◆ To do ◆
Output every line of the data exactly as it appears.

╔══

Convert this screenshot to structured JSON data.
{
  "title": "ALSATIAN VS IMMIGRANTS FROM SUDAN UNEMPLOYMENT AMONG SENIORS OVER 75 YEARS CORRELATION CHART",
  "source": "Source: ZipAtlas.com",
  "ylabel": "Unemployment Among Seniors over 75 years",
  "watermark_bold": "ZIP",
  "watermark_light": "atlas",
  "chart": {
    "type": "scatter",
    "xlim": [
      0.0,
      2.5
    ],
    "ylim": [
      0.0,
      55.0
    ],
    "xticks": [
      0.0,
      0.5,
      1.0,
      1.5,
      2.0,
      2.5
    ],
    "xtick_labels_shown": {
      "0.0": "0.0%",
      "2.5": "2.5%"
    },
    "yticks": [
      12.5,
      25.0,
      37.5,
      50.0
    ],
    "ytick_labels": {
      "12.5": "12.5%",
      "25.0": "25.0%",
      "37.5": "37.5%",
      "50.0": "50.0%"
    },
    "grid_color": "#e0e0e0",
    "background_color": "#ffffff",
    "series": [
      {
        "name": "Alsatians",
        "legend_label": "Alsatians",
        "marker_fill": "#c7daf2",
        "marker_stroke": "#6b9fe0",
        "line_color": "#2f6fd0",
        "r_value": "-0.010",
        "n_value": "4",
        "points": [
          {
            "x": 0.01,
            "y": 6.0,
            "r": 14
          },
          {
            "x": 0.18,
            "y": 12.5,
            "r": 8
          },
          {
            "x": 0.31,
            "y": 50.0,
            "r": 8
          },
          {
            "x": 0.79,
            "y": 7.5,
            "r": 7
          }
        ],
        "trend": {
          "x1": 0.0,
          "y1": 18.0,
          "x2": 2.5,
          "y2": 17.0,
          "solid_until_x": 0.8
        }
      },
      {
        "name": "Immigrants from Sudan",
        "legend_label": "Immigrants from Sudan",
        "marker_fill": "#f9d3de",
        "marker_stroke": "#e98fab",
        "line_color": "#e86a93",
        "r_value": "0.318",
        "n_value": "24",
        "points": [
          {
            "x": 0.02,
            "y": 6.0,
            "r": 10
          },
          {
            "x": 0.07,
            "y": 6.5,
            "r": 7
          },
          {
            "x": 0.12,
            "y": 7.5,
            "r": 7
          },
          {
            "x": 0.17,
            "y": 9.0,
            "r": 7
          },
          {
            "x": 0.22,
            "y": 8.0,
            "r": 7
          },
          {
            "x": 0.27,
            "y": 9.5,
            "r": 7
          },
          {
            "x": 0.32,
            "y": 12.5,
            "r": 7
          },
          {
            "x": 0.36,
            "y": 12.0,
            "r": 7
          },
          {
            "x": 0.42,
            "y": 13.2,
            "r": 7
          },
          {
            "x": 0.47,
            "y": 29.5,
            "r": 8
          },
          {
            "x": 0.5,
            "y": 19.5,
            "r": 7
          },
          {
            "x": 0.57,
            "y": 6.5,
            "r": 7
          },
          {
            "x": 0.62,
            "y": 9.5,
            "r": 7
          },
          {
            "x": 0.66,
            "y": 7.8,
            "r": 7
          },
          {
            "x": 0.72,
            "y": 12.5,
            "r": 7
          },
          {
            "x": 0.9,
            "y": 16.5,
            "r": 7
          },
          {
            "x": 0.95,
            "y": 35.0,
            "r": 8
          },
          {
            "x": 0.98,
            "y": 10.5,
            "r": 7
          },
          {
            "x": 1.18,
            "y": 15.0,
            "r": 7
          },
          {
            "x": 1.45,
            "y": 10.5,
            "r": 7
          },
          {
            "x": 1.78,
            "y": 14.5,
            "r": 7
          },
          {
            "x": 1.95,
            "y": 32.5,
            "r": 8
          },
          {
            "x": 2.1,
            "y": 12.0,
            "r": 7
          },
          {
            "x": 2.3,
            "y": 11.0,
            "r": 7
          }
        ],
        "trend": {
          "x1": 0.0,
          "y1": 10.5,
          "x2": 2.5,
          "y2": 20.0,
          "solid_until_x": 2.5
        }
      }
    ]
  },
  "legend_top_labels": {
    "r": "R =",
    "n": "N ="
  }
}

╚══

◆ Solution to this exercise ◆
Convert this screenshot to structured JSON data.
{
  "title": "ALSATIAN VS IMMIGRANTS FROM SUDAN UNEMPLOYMENT AMONG SENIORS OVER 75 YEARS CORRELATION CHART",
  "source": "Source: ZipAtlas.com",
  "ylabel": "Unemployment Among Seniors over 75 years",
  "watermark_bold": "ZIP",
  "watermark_light": "atlas",
  "chart": {
    "type": "scatter",
    "xlim": [
      0.0,
      2.5
    ],
    "ylim": [
      0.0,
      55.0
    ],
    "xticks": [
      0.0,
      0.5,
      1.0,
      1.5,
      2.0,
      2.5
    ],
    "xtick_labels_shown": {
      "0.0": "0.0%",
      "2.5": "2.5%"
    },
    "yticks": [
      12.5,
      25.0,
      37.5,
      50.0
    ],
    "ytick_labels": {
      "12.5": "12.5%",
      "25.0": "25.0%",
      "37.5": "37.5%",
      "50.0": "50.0%"
    },
    "grid_color": "#e0e0e0",
    "background_color": "#ffffff",
    "series": [
      {
        "name": "Alsatians",
        "legend_label": "Alsatians",
        "marker_fill": "#c7daf2",
        "marker_stroke": "#6b9fe0",
        "line_color": "#2f6fd0",
        "r_value": "-0.010",
        "n_value": "4",
        "points": [
          {
            "x": 0.01,
            "y": 6.0,
            "r": 14
          },
          {
            "x": 0.18,
            "y": 12.5,
            "r": 8
          },
          {
            "x": 0.31,
            "y": 50.0,
            "r": 8
          },
          {
            "x": 0.79,
            "y": 7.5,
            "r": 7
          }
        ],
        "trend": {
          "x1": 0.0,
          "y1": 18.0,
          "x2": 2.5,
          "y2": 17.0,
          "solid_until_x": 0.8
        }
      },
      {
        "name": "Immigrants from Sudan",
        "legend_label": "Immigrants from Sudan",
        "marker_fill": "#f9d3de",
        "marker_stroke": "#e98fab",
        "line_color": "#e86a93",
        "r_value": "0.318",
        "n_value": "24",
        "points": [
          {
            "x": 0.02,
            "y": 6.0,
            "r": 10
          },
          {
            "x": 0.07,
            "y": 6.5,
            "r": 7
          },
          {
            "x": 0.12,
            "y": 7.5,
            "r": 7
          },
          {
            "x": 0.17,
            "y": 9.0,
            "r": 7
          },
          {
            "x": 0.22,
            "y": 8.0,
            "r": 7
          },
          {
            "x": 0.27,
            "y": 9.5,
            "r": 7
          },
          {
            "x": 0.32,
            "y": 12.5,
            "r": 7
          },
          {
            "x": 0.36,
            "y": 12.0,
            "r": 7
          },
          {
            "x": 0.42,
            "y": 13.2,
            "r": 7
          },
          {
            "x": 0.47,
            "y": 29.5,
            "r": 8
          },
          {
            "x": 0.5,
            "y": 19.5,
            "r": 7
          },
          {
            "x": 0.57,
            "y": 6.5,
            "r": 7
          },
          {
            "x": 0.62,
            "y": 9.5,
            "r": 7
          },
          {
            "x": 0.66,
            "y": 7.8,
            "r": 7
          },
          {
            "x": 0.72,
            "y": 12.5,
            "r": 7
          },
          {
            "x": 0.9,
            "y": 16.5,
            "r": 7
          },
          {
            "x": 0.95,
            "y": 35.0,
            "r": 8
          },
          {
            "x": 0.98,
            "y": 10.5,
            "r": 7
          },
          {
            "x": 1.18,
            "y": 15.0,
            "r": 7
          },
          {
            "x": 1.45,
            "y": 10.5,
            "r": 7
          },
          {
            "x": 1.78,
            "y": 14.5,
            "r": 7
          },
          {
            "x": 1.95,
            "y": 32.5,
            "r": 8
          },
          {
            "x": 2.1,
            "y": 12.0,
            "r": 7
          },
          {
            "x": 2.3,
            "y": 11.0,
            "r": 7
          }
        ],
        "trend": {
          "x1": 0.0,
          "y1": 10.5,
          "x2": 2.5,
          "y2": 20.0,
          "solid_until_x": 2.5
        }
      }
    ]
  },
  "legend_top_labels": {
    "r": "R =",
    "n": "N ="
  }
}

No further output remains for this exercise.